REQUIRED WORK:
Look through the records below, and copy out every line that holds the string "Pessoal".

+---+

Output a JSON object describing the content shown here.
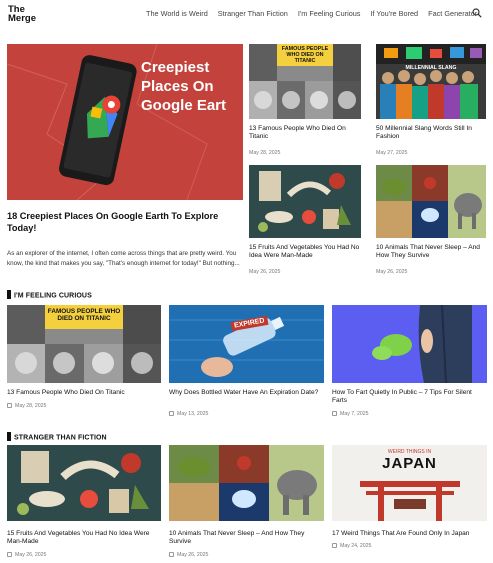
{
  "site": {
    "logo_line1": "The",
    "logo_line2": "Merge"
  },
  "nav": [
    {
      "label": "The World is Weird"
    },
    {
      "label": "Stranger Than Fiction"
    },
    {
      "label": "I'm Feeling Curious"
    },
    {
      "label": "If You're Bored"
    },
    {
      "label": "Fact Generator"
    }
  ],
  "hero": {
    "image_text": "Creepiest Places On Google Eart",
    "title": "18 Creepiest Places On Google Earth To Explore Today!",
    "excerpt": "As an explorer of the internet, I often come across things that are pretty weird. You know, the kind that makes you say, \"That's enough internet for today!\" But nothing..."
  },
  "top_grid": [
    {
      "title": "13 Famous People Who Died On Titanic",
      "date": "May 28, 2025",
      "image_text": "FAMOUS PEOPLE WHO DIED ON TITANIC"
    },
    {
      "title": "50 Millennial Slang Words Still In Fashion",
      "date": "May 27, 2025",
      "image_text": "MILLENNIAL SLANG"
    },
    {
      "title": "15 Fruits And Vegetables You Had No Idea Were Man-Made",
      "date": "May 26, 2025"
    },
    {
      "title": "10 Animals That Never Sleep – And How They Survive",
      "date": "May 26, 2025"
    }
  ],
  "sections": [
    {
      "heading": "I'M FEELING CURIOUS",
      "items": [
        {
          "title": "13 Famous People Who Died On Titanic",
          "date": "May 28, 2025",
          "image_text": "FAMOUS PEOPLE WHO DIED ON TITANIC"
        },
        {
          "title": "Why Does Bottled Water Have An Expiration Date?",
          "date": "May 13, 2025",
          "image_text": "EXPIRED"
        },
        {
          "title": "How To Fart Quietly In Public – 7 Tips For Silent Farts",
          "date": "May 7, 2025"
        }
      ]
    },
    {
      "heading": "STRANGER THAN FICTION",
      "items": [
        {
          "title": "15 Fruits And Vegetables You Had No Idea Were Man-Made",
          "date": "May 26, 2025"
        },
        {
          "title": "10 Animals That Never Sleep – And How They Survive",
          "date": "May 26, 2025"
        },
        {
          "title": "17 Weird Things That Are Found Only In Japan",
          "date": "May 24, 2025",
          "image_text_top": "WEIRD THINGS IN",
          "image_text_main": "JAPAN"
        }
      ]
    }
  ]
}
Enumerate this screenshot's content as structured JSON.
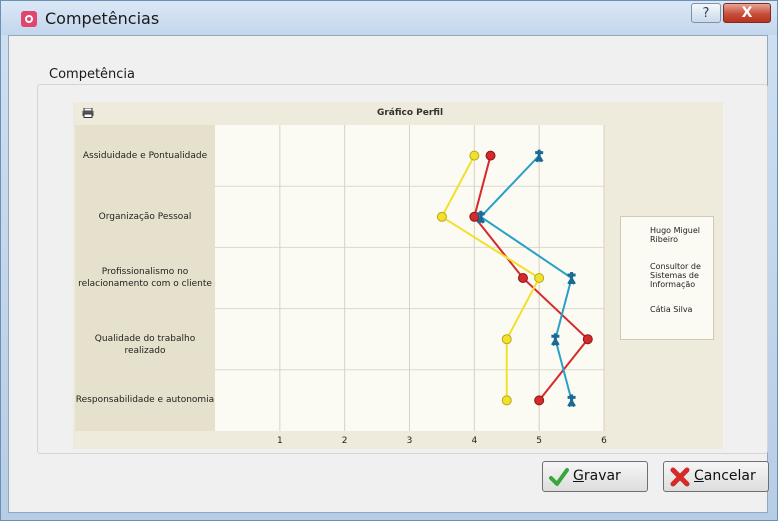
{
  "window": {
    "title": "Competências",
    "help_label": "?",
    "close_label": "X"
  },
  "group": {
    "label": "Competência"
  },
  "chart_data": {
    "type": "line",
    "title": "Gráfico Perfil",
    "categories": [
      "Assiduidade e Pontualidade",
      "Organização Pessoal",
      "Profissionalismo no relacionamento com o cliente",
      "Qualidade do trabalho realizado",
      "Responsabilidade e autonomia"
    ],
    "category_lines": [
      [
        "Assiduidade e Pontualidade"
      ],
      [
        "Organização Pessoal"
      ],
      [
        "Profissionalismo no",
        "relacionamento com o cliente"
      ],
      [
        "Qualidade do trabalho realizado"
      ],
      [
        "Responsabilidade e autonomia"
      ]
    ],
    "x_ticks": [
      "1",
      "2",
      "3",
      "4",
      "5",
      "6"
    ],
    "xlim": [
      0,
      6
    ],
    "orientation": "horizontal",
    "grid": true,
    "legend_position": "right",
    "series": [
      {
        "name": "Hugo Miguel Ribeiro",
        "legend_lines": [
          "Hugo Miguel",
          "Ribeiro"
        ],
        "color": "#d42a2a",
        "marker": "circle",
        "values": [
          4.25,
          4.0,
          4.75,
          5.75,
          5.0
        ]
      },
      {
        "name": "Consultor de Sistemas de Informação",
        "legend_lines": [
          "Consultor de",
          "Sistemas de",
          "Informação"
        ],
        "color": "#2aa0c8",
        "marker": "person",
        "values": [
          5.0,
          4.1,
          5.5,
          5.25,
          5.5
        ]
      },
      {
        "name": "Cátia Silva",
        "legend_lines": [
          "Cátia Silva"
        ],
        "color": "#f2e12a",
        "marker": "circle",
        "values": [
          4.0,
          3.5,
          5.0,
          4.5,
          4.5
        ]
      }
    ]
  },
  "buttons": {
    "save": {
      "label_first": "G",
      "label_rest": "ravar",
      "icon": "check-icon",
      "color": "#3aa53a"
    },
    "cancel": {
      "label_first": "C",
      "label_rest": "ancelar",
      "icon": "cross-icon",
      "color": "#d42a2a"
    }
  }
}
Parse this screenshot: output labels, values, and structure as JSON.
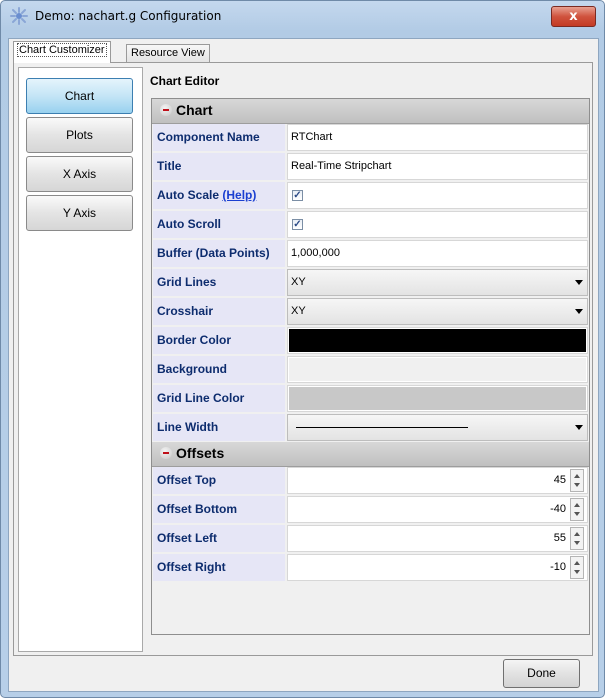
{
  "window": {
    "title": "Demo: nachart.g Configuration",
    "close_label": "x"
  },
  "tabs": [
    {
      "label": "Chart Customizer",
      "active": true
    },
    {
      "label": "Resource View",
      "active": false
    }
  ],
  "sidebar": {
    "items": [
      {
        "label": "Chart",
        "active": true
      },
      {
        "label": "Plots",
        "active": false
      },
      {
        "label": "X Axis",
        "active": false
      },
      {
        "label": "Y Axis",
        "active": false
      }
    ]
  },
  "editor": {
    "title": "Chart Editor",
    "sections": {
      "chart": {
        "label": "Chart",
        "rows": {
          "component_name": {
            "label": "Component Name",
            "value": "RTChart"
          },
          "title": {
            "label": "Title",
            "value": "Real-Time Stripchart"
          },
          "auto_scale": {
            "label": "Auto Scale",
            "help": "(Help)",
            "checked": true
          },
          "auto_scroll": {
            "label": "Auto Scroll",
            "checked": true
          },
          "buffer": {
            "label": "Buffer (Data Points)",
            "value": "1,000,000"
          },
          "grid_lines": {
            "label": "Grid Lines",
            "value": "XY"
          },
          "crosshair": {
            "label": "Crosshair",
            "value": "XY"
          },
          "border_color": {
            "label": "Border Color",
            "color": "#000000"
          },
          "background": {
            "label": "Background",
            "color": "#f0f0f0"
          },
          "grid_line_color": {
            "label": "Grid Line Color",
            "color": "#c8c8c8"
          },
          "line_width": {
            "label": "Line Width"
          }
        }
      },
      "offsets": {
        "label": "Offsets",
        "rows": {
          "top": {
            "label": "Offset Top",
            "value": "45"
          },
          "bottom": {
            "label": "Offset Bottom",
            "value": "-40"
          },
          "left": {
            "label": "Offset Left",
            "value": "55"
          },
          "right": {
            "label": "Offset Right",
            "value": "-10"
          }
        }
      }
    }
  },
  "footer": {
    "done_label": "Done"
  },
  "colors": {
    "label_text": "#0d2c6e",
    "label_bg": "#e6e6f6",
    "help_link": "#1a3fd1",
    "active_button": "#c4e5f6"
  }
}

+---+

ANSWER:
      "Organização Pessoal",
        "Organização Pessoal"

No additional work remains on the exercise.